[Begin]

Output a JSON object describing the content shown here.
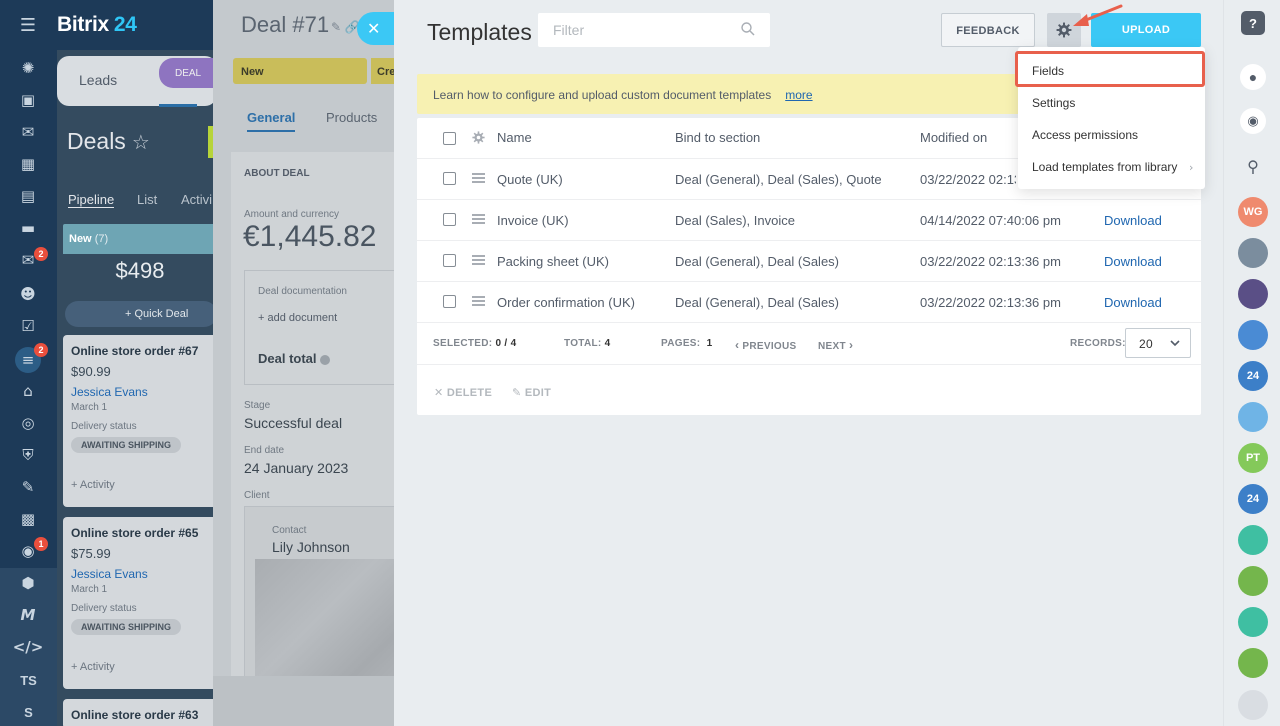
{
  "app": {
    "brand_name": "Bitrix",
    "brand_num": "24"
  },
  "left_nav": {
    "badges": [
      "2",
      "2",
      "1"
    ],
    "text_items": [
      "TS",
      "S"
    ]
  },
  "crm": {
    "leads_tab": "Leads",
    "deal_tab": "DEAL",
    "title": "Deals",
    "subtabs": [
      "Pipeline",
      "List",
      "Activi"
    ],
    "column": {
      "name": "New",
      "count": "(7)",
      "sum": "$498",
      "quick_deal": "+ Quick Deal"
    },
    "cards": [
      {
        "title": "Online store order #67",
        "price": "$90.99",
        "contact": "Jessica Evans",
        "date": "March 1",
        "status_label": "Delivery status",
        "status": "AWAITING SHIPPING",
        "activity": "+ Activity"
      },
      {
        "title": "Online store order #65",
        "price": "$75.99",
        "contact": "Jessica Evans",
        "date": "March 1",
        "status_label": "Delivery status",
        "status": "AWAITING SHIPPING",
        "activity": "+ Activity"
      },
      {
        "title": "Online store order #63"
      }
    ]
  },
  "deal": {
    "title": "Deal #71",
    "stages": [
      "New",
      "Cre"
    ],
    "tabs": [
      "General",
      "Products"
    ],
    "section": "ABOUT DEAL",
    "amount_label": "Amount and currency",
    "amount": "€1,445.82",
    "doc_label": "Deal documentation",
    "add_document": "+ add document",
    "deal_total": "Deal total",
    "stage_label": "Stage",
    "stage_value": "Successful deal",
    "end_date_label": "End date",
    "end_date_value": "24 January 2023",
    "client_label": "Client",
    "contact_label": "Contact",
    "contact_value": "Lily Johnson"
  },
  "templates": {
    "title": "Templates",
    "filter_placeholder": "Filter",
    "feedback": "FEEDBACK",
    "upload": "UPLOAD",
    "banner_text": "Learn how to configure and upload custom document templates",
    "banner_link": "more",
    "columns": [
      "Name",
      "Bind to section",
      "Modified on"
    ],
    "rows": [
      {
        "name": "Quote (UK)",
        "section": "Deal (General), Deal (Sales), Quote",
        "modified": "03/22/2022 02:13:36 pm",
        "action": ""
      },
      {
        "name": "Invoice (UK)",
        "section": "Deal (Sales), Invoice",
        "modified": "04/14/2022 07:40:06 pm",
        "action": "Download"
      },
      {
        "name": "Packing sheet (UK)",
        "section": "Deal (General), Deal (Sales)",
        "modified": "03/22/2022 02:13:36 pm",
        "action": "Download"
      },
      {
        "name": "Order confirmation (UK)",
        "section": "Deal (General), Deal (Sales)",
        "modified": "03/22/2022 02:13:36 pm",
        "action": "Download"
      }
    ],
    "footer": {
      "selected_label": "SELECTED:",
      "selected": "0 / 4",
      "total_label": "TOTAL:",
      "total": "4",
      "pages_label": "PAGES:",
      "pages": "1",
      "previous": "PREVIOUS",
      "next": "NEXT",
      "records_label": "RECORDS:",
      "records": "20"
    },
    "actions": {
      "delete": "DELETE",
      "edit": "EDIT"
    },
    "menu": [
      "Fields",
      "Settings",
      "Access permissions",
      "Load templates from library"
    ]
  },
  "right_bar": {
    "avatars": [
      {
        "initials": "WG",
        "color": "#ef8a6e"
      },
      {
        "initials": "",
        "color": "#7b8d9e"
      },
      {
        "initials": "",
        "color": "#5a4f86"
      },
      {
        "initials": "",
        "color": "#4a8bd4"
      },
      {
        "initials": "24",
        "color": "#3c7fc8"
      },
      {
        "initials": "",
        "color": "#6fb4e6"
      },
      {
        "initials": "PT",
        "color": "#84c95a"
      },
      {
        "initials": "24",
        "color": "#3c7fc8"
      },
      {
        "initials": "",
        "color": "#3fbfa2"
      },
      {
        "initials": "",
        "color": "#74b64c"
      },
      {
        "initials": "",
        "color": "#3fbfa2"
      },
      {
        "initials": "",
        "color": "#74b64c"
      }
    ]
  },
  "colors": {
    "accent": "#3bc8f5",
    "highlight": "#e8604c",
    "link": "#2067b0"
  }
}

[End]

What is required
Copy out the lines in which the string "store" appears.

Response to the exercise
        "title": "Online store order #67",
        "title": "Online store order #65",
        "title": "Online store order #63"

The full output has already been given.